[Supplied records start]
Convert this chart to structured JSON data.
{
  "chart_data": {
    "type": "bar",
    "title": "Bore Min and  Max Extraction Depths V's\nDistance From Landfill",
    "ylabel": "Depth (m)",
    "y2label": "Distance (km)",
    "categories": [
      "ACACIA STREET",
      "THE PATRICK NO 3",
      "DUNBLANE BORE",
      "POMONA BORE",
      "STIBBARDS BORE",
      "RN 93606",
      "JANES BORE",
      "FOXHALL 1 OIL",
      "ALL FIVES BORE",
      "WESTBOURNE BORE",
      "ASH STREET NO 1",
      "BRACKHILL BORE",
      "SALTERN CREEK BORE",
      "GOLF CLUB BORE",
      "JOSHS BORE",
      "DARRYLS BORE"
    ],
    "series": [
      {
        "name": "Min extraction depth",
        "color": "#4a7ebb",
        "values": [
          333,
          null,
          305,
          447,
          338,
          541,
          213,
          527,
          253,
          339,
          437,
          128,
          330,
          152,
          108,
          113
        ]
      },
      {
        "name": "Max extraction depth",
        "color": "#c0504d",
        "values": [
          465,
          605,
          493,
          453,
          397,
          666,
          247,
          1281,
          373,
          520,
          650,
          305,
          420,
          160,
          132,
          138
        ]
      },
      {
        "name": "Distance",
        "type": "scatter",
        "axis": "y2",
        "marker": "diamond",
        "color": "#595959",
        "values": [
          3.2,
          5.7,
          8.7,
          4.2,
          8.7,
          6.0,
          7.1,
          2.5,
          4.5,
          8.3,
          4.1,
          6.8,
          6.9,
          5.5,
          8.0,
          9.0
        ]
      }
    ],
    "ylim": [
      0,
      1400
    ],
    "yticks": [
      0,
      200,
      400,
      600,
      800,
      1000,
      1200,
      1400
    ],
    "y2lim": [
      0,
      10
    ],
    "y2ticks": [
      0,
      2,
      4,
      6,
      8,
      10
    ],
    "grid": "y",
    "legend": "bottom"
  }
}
[Supplied records end]
* Your goal
Your task is to transcribe the material exactly.

* Task answer
Convert this chart to structured JSON data.
{
  "chart_data": {
    "type": "bar",
    "title": "Bore Min and  Max Extraction Depths V's\nDistance From Landfill",
    "ylabel": "Depth (m)",
    "y2label": "Distance (km)",
    "categories": [
      "ACACIA STREET",
      "THE PATRICK NO 3",
      "DUNBLANE BORE",
      "POMONA BORE",
      "STIBBARDS BORE",
      "RN 93606",
      "JANES BORE",
      "FOXHALL 1 OIL",
      "ALL FIVES BORE",
      "WESTBOURNE BORE",
      "ASH STREET NO 1",
      "BRACKHILL BORE",
      "SALTERN CREEK BORE",
      "GOLF CLUB BORE",
      "JOSHS BORE",
      "DARRYLS BORE"
    ],
    "series": [
      {
        "name": "Min extraction depth",
        "color": "#4a7ebb",
        "values": [
          333,
          null,
          305,
          447,
          338,
          541,
          213,
          527,
          253,
          339,
          437,
          128,
          330,
          152,
          108,
          113
        ]
      },
      {
        "name": "Max extraction depth",
        "color": "#c0504d",
        "values": [
          465,
          605,
          493,
          453,
          397,
          666,
          247,
          1281,
          373,
          520,
          650,
          305,
          420,
          160,
          132,
          138
        ]
      },
      {
        "name": "Distance",
        "type": "scatter",
        "axis": "y2",
        "marker": "diamond",
        "color": "#595959",
        "values": [
          3.2,
          5.7,
          8.7,
          4.2,
          8.7,
          6.0,
          7.1,
          2.5,
          4.5,
          8.3,
          4.1,
          6.8,
          6.9,
          5.5,
          8.0,
          9.0
        ]
      }
    ],
    "ylim": [
      0,
      1400
    ],
    "yticks": [
      0,
      200,
      400,
      600,
      800,
      1000,
      1200,
      1400
    ],
    "y2lim": [
      0,
      10
    ],
    "y2ticks": [
      0,
      2,
      4,
      6,
      8,
      10
    ],
    "grid": "y",
    "legend": "bottom"
  }
}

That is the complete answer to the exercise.